Goal >>
Copy each line below in which the word "JSON" occurs.

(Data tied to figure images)
>>>
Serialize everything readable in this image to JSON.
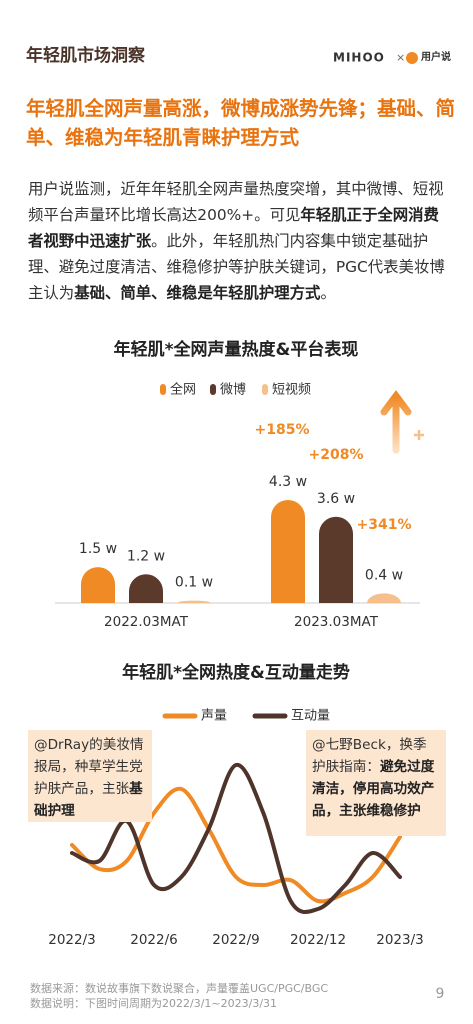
{
  "header": {
    "title": "年轻肌市场洞察",
    "brand": "MIHOO",
    "separator": "×",
    "partner": "用户说"
  },
  "headline": "年轻肌全网声量高涨，微博成涨势先锋；基础、简单、维稳为年轻肌青睐护理方式",
  "body": {
    "segments": [
      {
        "text": "用户说监测，近年年轻肌全网声量热度突增，其中微博、短视频平台声量环比增长高达200%+。可见",
        "bold": false
      },
      {
        "text": "年轻肌正于全网消费者视野中迅速扩张",
        "bold": true
      },
      {
        "text": "。此外，年轻肌热门内容集中锁定基础护理、避免过度清洁、维稳修护等护肤关键词，PGC代表美妆博主认为",
        "bold": false
      },
      {
        "text": "基础、简单、维稳是年轻肌护理方式",
        "bold": true
      },
      {
        "text": "。",
        "bold": false
      }
    ]
  },
  "chart_data": [
    {
      "type": "bar",
      "title": "年轻肌*全网声量热度&平台表现",
      "categories": [
        "2022.03MAT",
        "2023.03MAT"
      ],
      "series": [
        {
          "name": "全网",
          "color": "#f08a24",
          "values": [
            1.5,
            4.3
          ],
          "value_labels": [
            "1.5 w",
            "4.3 w"
          ]
        },
        {
          "name": "微博",
          "color": "#5b3a2c",
          "values": [
            1.2,
            3.6
          ],
          "value_labels": [
            "1.2 w",
            "3.6 w"
          ]
        },
        {
          "name": "短视频",
          "color": "#f6c08c",
          "values": [
            0.1,
            0.4
          ],
          "value_labels": [
            "0.1 w",
            "0.4 w"
          ]
        }
      ],
      "annotations": [
        "+185%",
        "+208%",
        "+341%"
      ],
      "annotation_color": "#f08a24",
      "legend": "top"
    },
    {
      "type": "line",
      "title": "年轻肌*全网热度&互动量走势",
      "x": [
        "2022/3",
        null,
        null,
        "2022/6",
        null,
        null,
        "2022/9",
        null,
        null,
        "2022/12",
        null,
        null,
        "2023/3"
      ],
      "series": [
        {
          "name": "声量",
          "color": "#f08a24",
          "values": [
            50,
            35,
            40,
            70,
            85,
            60,
            30,
            25,
            28,
            15,
            20,
            30,
            55
          ]
        },
        {
          "name": "互动量",
          "color": "#4e342a",
          "values": [
            45,
            40,
            65,
            25,
            30,
            60,
            100,
            70,
            15,
            10,
            25,
            45,
            30
          ]
        }
      ],
      "legend": "top",
      "annotations": [
        {
          "segments": [
            {
              "text": "@DrRay的美妆情报局，种草学生党护肤产品，主张",
              "bold": false
            },
            {
              "text": "基础护理",
              "bold": true
            }
          ]
        },
        {
          "segments": [
            {
              "text": "@七野Beck，换季护肤指南：",
              "bold": false
            },
            {
              "text": "避免过度清洁，停用高功效产品，主张维稳修护",
              "bold": true
            }
          ]
        }
      ]
    }
  ],
  "footer": {
    "lines": [
      "数据来源：数说故事旗下数说聚合，声量覆盖UGC/PGC/BGC",
      "数据说明：下图时间周期为2022/3/1~2023/3/31"
    ],
    "page": "9"
  }
}
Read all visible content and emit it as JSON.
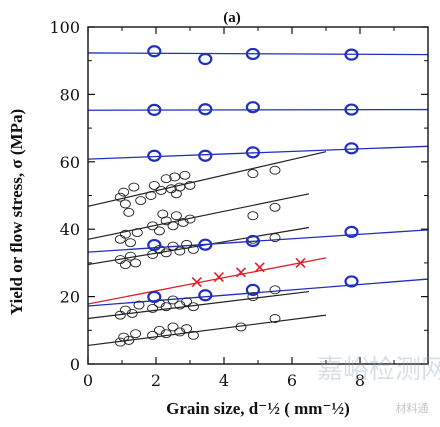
{
  "chart_data": {
    "type": "scatter",
    "panel_label": "(a)",
    "ylabel": "Yield or flow stress, σ (MPa)",
    "xlabel": "Grain size, d⁻½ ( mm⁻½)",
    "xlim": [
      0,
      10
    ],
    "ylim": [
      0,
      100
    ],
    "xticks": [
      0,
      2,
      4,
      6,
      8
    ],
    "yticks": [
      0,
      20,
      40,
      60,
      80,
      100
    ],
    "grid": false,
    "colors": {
      "black": "#222222",
      "blue": "#1f2fbf",
      "red": "#e0202a",
      "axis": "#111111"
    },
    "blue_circles": [
      {
        "x": 1.95,
        "y": 92.8
      },
      {
        "x": 3.45,
        "y": 90.5
      },
      {
        "x": 4.85,
        "y": 92.0
      },
      {
        "x": 7.75,
        "y": 91.8
      },
      {
        "x": 1.95,
        "y": 75.4
      },
      {
        "x": 3.45,
        "y": 75.6
      },
      {
        "x": 4.85,
        "y": 76.2
      },
      {
        "x": 7.75,
        "y": 75.5
      },
      {
        "x": 1.95,
        "y": 61.8
      },
      {
        "x": 3.45,
        "y": 61.8
      },
      {
        "x": 4.85,
        "y": 62.8
      },
      {
        "x": 7.75,
        "y": 64.0
      },
      {
        "x": 1.95,
        "y": 35.3
      },
      {
        "x": 3.45,
        "y": 35.4
      },
      {
        "x": 4.85,
        "y": 36.5
      },
      {
        "x": 7.75,
        "y": 39.2
      },
      {
        "x": 1.95,
        "y": 19.9
      },
      {
        "x": 3.45,
        "y": 20.4
      },
      {
        "x": 4.85,
        "y": 22.0
      },
      {
        "x": 7.75,
        "y": 24.5
      }
    ],
    "red_crosses": [
      {
        "x": 3.2,
        "y": 24.3
      },
      {
        "x": 3.85,
        "y": 25.8
      },
      {
        "x": 4.5,
        "y": 27.2
      },
      {
        "x": 5.05,
        "y": 28.7
      },
      {
        "x": 6.25,
        "y": 30.0
      }
    ],
    "black_circles": [
      {
        "x": 0.95,
        "y": 49.5
      },
      {
        "x": 1.05,
        "y": 51.0
      },
      {
        "x": 1.1,
        "y": 47.5
      },
      {
        "x": 1.2,
        "y": 45.0
      },
      {
        "x": 1.35,
        "y": 52.5
      },
      {
        "x": 1.55,
        "y": 48.5
      },
      {
        "x": 1.95,
        "y": 53.0
      },
      {
        "x": 2.15,
        "y": 51.5
      },
      {
        "x": 2.3,
        "y": 55.0
      },
      {
        "x": 2.45,
        "y": 52.0
      },
      {
        "x": 2.55,
        "y": 55.5
      },
      {
        "x": 2.7,
        "y": 52.5
      },
      {
        "x": 2.85,
        "y": 56.0
      },
      {
        "x": 3.0,
        "y": 53.0
      },
      {
        "x": 1.85,
        "y": 50.0
      },
      {
        "x": 2.6,
        "y": 50.5
      },
      {
        "x": 4.85,
        "y": 56.5
      },
      {
        "x": 5.5,
        "y": 57.5
      },
      {
        "x": 0.95,
        "y": 37.0
      },
      {
        "x": 1.1,
        "y": 38.5
      },
      {
        "x": 1.25,
        "y": 36.0
      },
      {
        "x": 1.45,
        "y": 39.0
      },
      {
        "x": 1.9,
        "y": 41.0
      },
      {
        "x": 2.1,
        "y": 39.5
      },
      {
        "x": 2.3,
        "y": 42.5
      },
      {
        "x": 2.5,
        "y": 41.0
      },
      {
        "x": 2.6,
        "y": 44.0
      },
      {
        "x": 2.8,
        "y": 42.0
      },
      {
        "x": 3.0,
        "y": 43.0
      },
      {
        "x": 2.2,
        "y": 44.5
      },
      {
        "x": 4.85,
        "y": 44.0
      },
      {
        "x": 5.5,
        "y": 46.5
      },
      {
        "x": 0.95,
        "y": 31.0
      },
      {
        "x": 1.1,
        "y": 29.5
      },
      {
        "x": 1.25,
        "y": 32.0
      },
      {
        "x": 1.4,
        "y": 30.0
      },
      {
        "x": 1.9,
        "y": 32.5
      },
      {
        "x": 2.1,
        "y": 34.0
      },
      {
        "x": 2.3,
        "y": 33.0
      },
      {
        "x": 2.5,
        "y": 35.0
      },
      {
        "x": 2.7,
        "y": 33.5
      },
      {
        "x": 2.9,
        "y": 35.5
      },
      {
        "x": 3.1,
        "y": 34.0
      },
      {
        "x": 4.85,
        "y": 37.0
      },
      {
        "x": 5.5,
        "y": 37.5
      },
      {
        "x": 0.95,
        "y": 14.5
      },
      {
        "x": 1.1,
        "y": 16.0
      },
      {
        "x": 1.3,
        "y": 15.0
      },
      {
        "x": 1.5,
        "y": 17.5
      },
      {
        "x": 1.9,
        "y": 16.5
      },
      {
        "x": 2.1,
        "y": 18.0
      },
      {
        "x": 2.3,
        "y": 17.0
      },
      {
        "x": 2.5,
        "y": 19.0
      },
      {
        "x": 2.7,
        "y": 17.5
      },
      {
        "x": 2.9,
        "y": 18.5
      },
      {
        "x": 3.1,
        "y": 17.0
      },
      {
        "x": 4.85,
        "y": 20.0
      },
      {
        "x": 5.5,
        "y": 22.0
      },
      {
        "x": 0.95,
        "y": 6.5
      },
      {
        "x": 1.05,
        "y": 8.0
      },
      {
        "x": 1.2,
        "y": 7.0
      },
      {
        "x": 1.4,
        "y": 9.0
      },
      {
        "x": 1.9,
        "y": 8.5
      },
      {
        "x": 2.1,
        "y": 10.0
      },
      {
        "x": 2.3,
        "y": 9.0
      },
      {
        "x": 2.5,
        "y": 11.0
      },
      {
        "x": 2.7,
        "y": 9.5
      },
      {
        "x": 2.9,
        "y": 10.5
      },
      {
        "x": 3.1,
        "y": 8.5
      },
      {
        "x": 4.5,
        "y": 11.0
      },
      {
        "x": 5.5,
        "y": 13.5
      }
    ],
    "fit_lines": [
      {
        "color": "black",
        "x": [
          0,
          7.0
        ],
        "y": [
          46.8,
          63.0
        ]
      },
      {
        "color": "black",
        "x": [
          0,
          6.5
        ],
        "y": [
          37.0,
          50.5
        ]
      },
      {
        "color": "black",
        "x": [
          0,
          6.5
        ],
        "y": [
          29.5,
          40.5
        ]
      },
      {
        "color": "black",
        "x": [
          0,
          6.5
        ],
        "y": [
          13.5,
          21.5
        ]
      },
      {
        "color": "black",
        "x": [
          0,
          7.0
        ],
        "y": [
          5.5,
          14.5
        ]
      },
      {
        "color": "red",
        "x": [
          0,
          7.0
        ],
        "y": [
          17.8,
          31.5
        ]
      },
      {
        "color": "blue",
        "x": [
          0,
          10
        ],
        "y": [
          92.3,
          91.8
        ]
      },
      {
        "color": "blue",
        "x": [
          0,
          10
        ],
        "y": [
          75.3,
          75.5
        ]
      },
      {
        "color": "blue",
        "x": [
          0,
          10
        ],
        "y": [
          60.8,
          64.6
        ]
      },
      {
        "color": "blue",
        "x": [
          0,
          10
        ],
        "y": [
          33.2,
          39.8
        ]
      },
      {
        "color": "blue",
        "x": [
          0,
          10
        ],
        "y": [
          17.2,
          25.2
        ]
      }
    ]
  },
  "watermark": {
    "text": "嘉峪检测网",
    "sub": "材料通"
  }
}
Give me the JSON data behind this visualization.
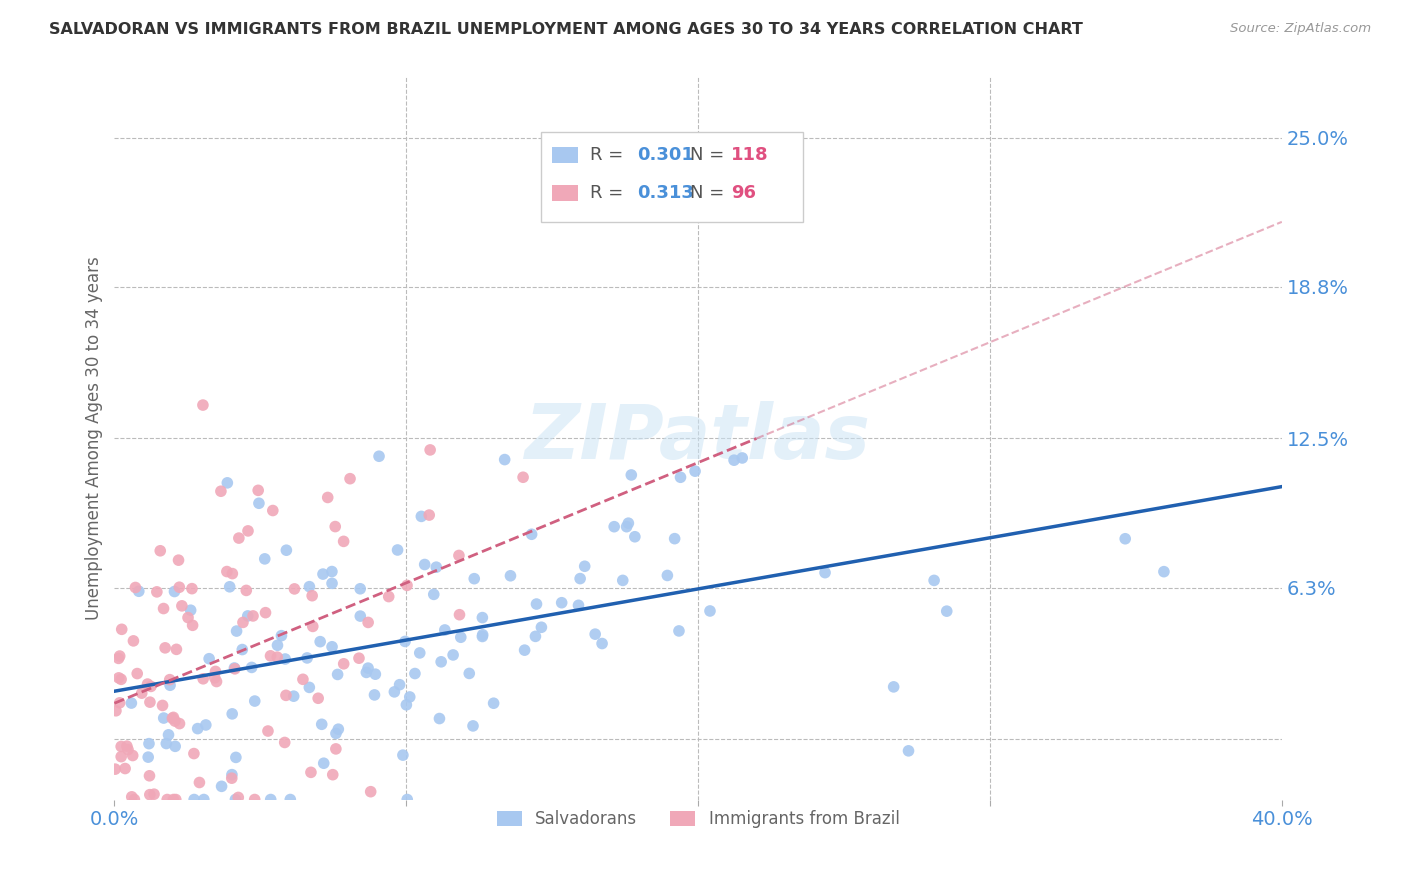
<<<
Solution below >>
Serialize everything readable in this image to JSON.
Read all visible content and emit it as JSON.
Give me the JSON data behind this visualization.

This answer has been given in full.